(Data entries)
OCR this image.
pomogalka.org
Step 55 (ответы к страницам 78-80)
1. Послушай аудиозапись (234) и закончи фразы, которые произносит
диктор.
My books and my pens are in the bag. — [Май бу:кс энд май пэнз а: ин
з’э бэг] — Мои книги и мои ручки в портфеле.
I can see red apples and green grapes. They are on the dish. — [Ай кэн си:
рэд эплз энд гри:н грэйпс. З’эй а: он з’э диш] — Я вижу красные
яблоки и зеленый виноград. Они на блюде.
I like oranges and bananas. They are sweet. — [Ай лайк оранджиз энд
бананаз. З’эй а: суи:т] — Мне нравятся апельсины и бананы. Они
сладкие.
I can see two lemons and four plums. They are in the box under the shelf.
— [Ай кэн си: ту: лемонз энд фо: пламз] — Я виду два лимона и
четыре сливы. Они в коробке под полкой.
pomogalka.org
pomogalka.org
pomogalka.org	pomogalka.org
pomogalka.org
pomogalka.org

## [WORK TO COMPLETE]
Print the complete listing again, exactly as it stands.

## [FINAL RESULT]
OCR this image.
pomogalka.org
Step 55 (ответы к страницам 78-80)
1. Послушай аудиозапись (234) и закончи фразы, которые произносит
диктор.
My books and my pens are in the bag. — [Май бу:кс энд май пэнз а: ин
з’э бэг] — Мои книги и мои ручки в портфеле.
I can see red apples and green grapes. They are on the dish. — [Ай кэн си:
рэд эплз энд гри:н грэйпс. З’эй а: он з’э диш] — Я вижу красные
яблоки и зеленый виноград. Они на блюде.
I like oranges and bananas. They are sweet. — [Ай лайк оранджиз энд
бананаз. З’эй а: суи:т] — Мне нравятся апельсины и бананы. Они
сладкие.
I can see two lemons and four plums. They are in the box under the shelf.
— [Ай кэн си: ту: лемонз энд фо: пламз] — Я виду два лимона и
четыре сливы. Они в коробке под полкой.
pomogalka.org
pomogalka.org
pomogalka.org	pomogalka.org
pomogalka.org
pomogalka.org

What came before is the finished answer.